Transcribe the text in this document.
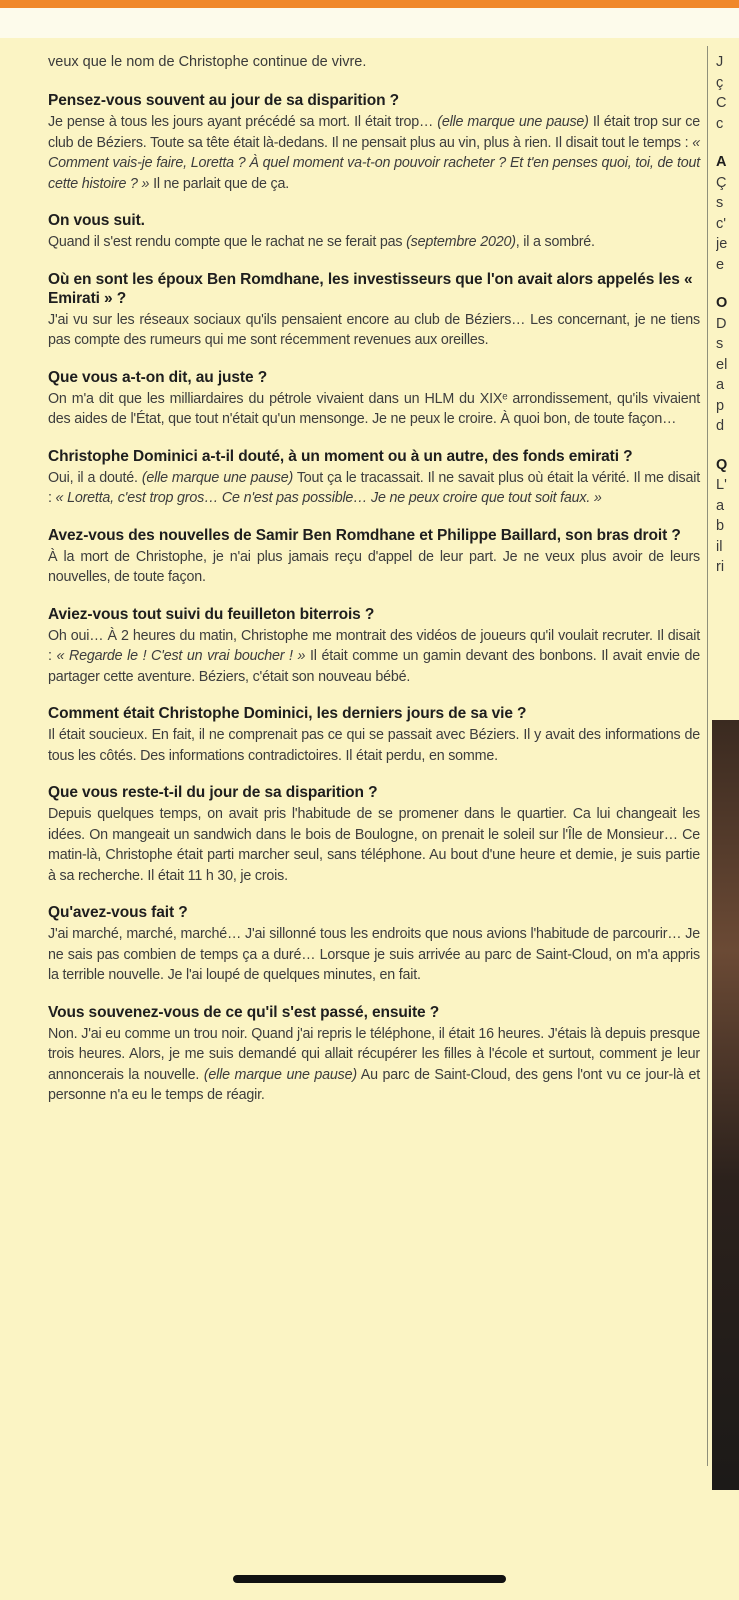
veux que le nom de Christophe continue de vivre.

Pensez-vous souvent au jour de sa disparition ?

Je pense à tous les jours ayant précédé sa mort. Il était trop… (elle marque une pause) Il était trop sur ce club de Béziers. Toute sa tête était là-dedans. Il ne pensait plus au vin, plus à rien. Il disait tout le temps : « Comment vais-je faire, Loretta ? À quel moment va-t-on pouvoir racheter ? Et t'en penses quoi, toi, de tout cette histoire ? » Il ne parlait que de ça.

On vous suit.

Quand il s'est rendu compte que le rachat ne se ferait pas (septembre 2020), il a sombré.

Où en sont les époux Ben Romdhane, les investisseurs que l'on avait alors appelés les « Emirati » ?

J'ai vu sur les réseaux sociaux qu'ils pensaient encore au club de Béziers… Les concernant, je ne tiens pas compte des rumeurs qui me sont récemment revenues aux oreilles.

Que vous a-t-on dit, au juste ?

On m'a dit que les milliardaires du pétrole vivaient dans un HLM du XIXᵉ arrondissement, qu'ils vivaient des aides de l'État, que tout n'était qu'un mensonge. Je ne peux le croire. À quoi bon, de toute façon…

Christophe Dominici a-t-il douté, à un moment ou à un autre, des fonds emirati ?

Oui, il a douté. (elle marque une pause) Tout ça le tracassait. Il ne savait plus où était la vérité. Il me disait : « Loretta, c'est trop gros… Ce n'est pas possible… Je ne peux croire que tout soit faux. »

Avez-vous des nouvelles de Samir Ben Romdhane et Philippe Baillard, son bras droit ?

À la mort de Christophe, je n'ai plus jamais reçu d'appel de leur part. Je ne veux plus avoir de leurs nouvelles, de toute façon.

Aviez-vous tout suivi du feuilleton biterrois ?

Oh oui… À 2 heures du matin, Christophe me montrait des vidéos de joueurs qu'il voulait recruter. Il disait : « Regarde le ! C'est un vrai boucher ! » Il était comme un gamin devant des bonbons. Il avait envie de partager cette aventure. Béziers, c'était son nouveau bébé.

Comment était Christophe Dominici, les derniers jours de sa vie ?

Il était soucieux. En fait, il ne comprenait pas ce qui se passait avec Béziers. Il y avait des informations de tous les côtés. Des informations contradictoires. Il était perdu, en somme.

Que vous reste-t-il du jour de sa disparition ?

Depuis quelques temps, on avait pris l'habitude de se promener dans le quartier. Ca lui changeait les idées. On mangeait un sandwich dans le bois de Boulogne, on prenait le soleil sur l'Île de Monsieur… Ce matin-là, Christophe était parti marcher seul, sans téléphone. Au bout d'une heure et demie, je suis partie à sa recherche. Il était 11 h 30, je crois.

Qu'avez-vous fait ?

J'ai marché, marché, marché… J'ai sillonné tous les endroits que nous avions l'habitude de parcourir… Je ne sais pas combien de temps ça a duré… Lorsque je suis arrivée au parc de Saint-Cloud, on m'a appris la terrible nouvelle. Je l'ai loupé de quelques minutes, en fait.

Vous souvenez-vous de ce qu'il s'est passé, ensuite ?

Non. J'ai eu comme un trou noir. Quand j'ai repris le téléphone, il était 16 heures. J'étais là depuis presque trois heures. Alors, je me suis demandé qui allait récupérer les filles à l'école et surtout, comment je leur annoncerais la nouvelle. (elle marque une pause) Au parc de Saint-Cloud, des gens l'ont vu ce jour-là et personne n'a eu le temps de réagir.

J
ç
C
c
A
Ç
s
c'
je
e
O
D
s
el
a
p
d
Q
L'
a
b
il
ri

• Instructions for the task:
Look through the data and gather every line with the string "douté" in it.

• Output of the task:
Christophe Dominici a-t-il douté, à un moment ou à un autre, des fonds emirati ?
Oui, il a douté. (elle marque une pause) Tout ça le tracassait. Il ne savait plus où était la vérité. Il me disait : « Loretta, c'est trop gros… Ce n'est pas possible… Je ne peux croire que tout soit faux. »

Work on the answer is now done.